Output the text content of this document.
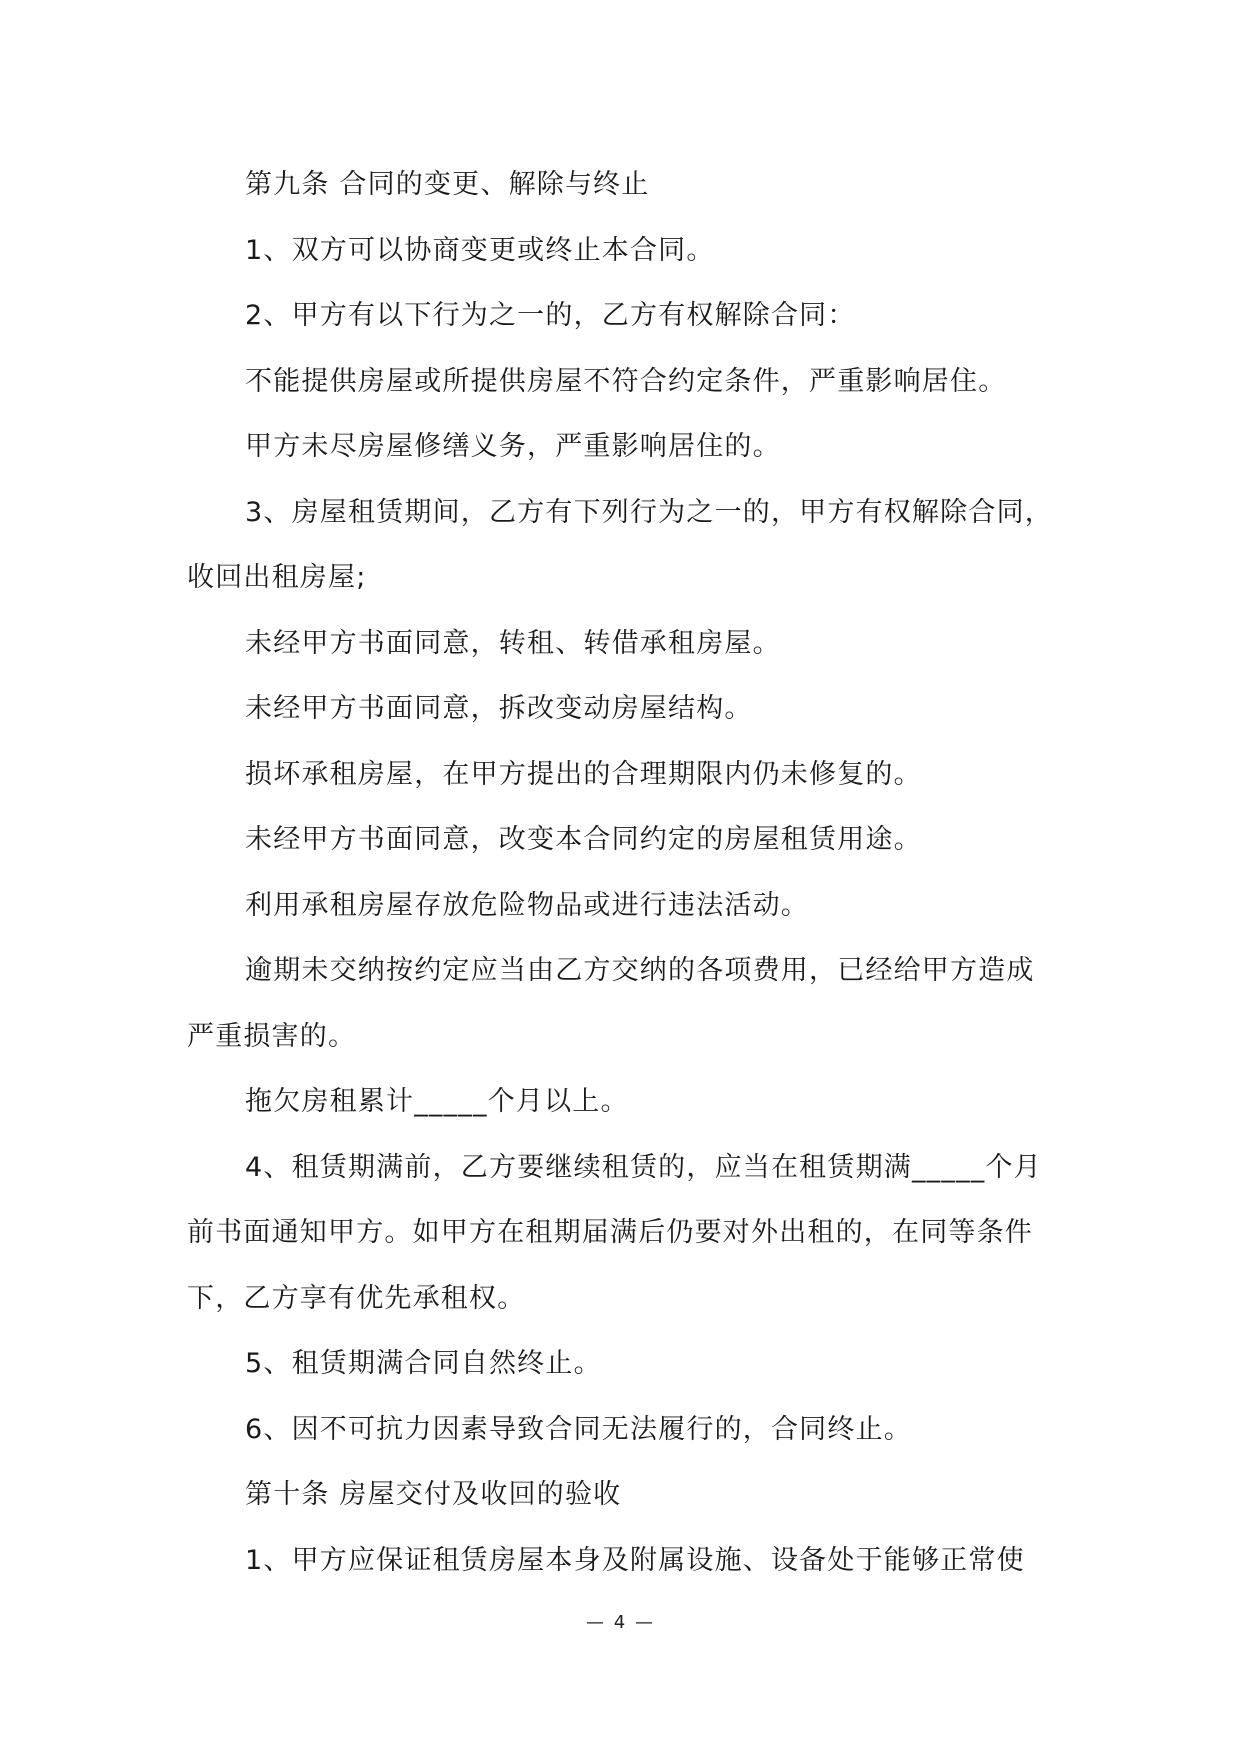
第九条 合同的变更、解除与终止

1、双方可以协商变更或终止本合同。

2、甲方有以下行为之一的，乙方有权解除合同：

不能提供房屋或所提供房屋不符合约定条件，严重影响居住。

甲方未尽房屋修缮义务，严重影响居住的。

3、房屋租赁期间，乙方有下列行为之一的，甲方有权解除合同，收回出租房屋;

未经甲方书面同意，转租、转借承租房屋。

未经甲方书面同意，拆改变动房屋结构。

损坏承租房屋，在甲方提出的合理期限内仍未修复的。

未经甲方书面同意，改变本合同约定的房屋租赁用途。

利用承租房屋存放危险物品或进行违法活动。

逾期未交纳按约定应当由乙方交纳的各项费用，已经给甲方造成严重损害的。

拖欠房租累计_____个月以上。

4、租赁期满前，乙方要继续租赁的，应当在租赁期满_____个月前书面通知甲方。如甲方在租期届满后仍要对外出租的，在同等条件下，乙方享有优先承租权。

5、租赁期满合同自然终止。

6、因不可抗力因素导致合同无法履行的，合同终止。

第十条 房屋交付及收回的验收

1、甲方应保证租赁房屋本身及附属设施、设备处于能够正常使

— 4 —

# EXERCISE TASK
Quote every record above exactly, leaving out any pictures.

# WORKED ANSWER
Output the text content of this document.
第九条 合同的变更、解除与终止

1、双方可以协商变更或终止本合同。

2、甲方有以下行为之一的，乙方有权解除合同：

不能提供房屋或所提供房屋不符合约定条件，严重影响居住。

甲方未尽房屋修缮义务，严重影响居住的。

3、房屋租赁期间，乙方有下列行为之一的，甲方有权解除合同，收回出租房屋;

未经甲方书面同意，转租、转借承租房屋。

未经甲方书面同意，拆改变动房屋结构。

损坏承租房屋，在甲方提出的合理期限内仍未修复的。

未经甲方书面同意，改变本合同约定的房屋租赁用途。

利用承租房屋存放危险物品或进行违法活动。

逾期未交纳按约定应当由乙方交纳的各项费用，已经给甲方造成严重损害的。

拖欠房租累计_____个月以上。

4、租赁期满前，乙方要继续租赁的，应当在租赁期满_____个月前书面通知甲方。如甲方在租期届满后仍要对外出租的，在同等条件下，乙方享有优先承租权。

5、租赁期满合同自然终止。

6、因不可抗力因素导致合同无法履行的，合同终止。

第十条 房屋交付及收回的验收

1、甲方应保证租赁房屋本身及附属设施、设备处于能够正常使

— 4 —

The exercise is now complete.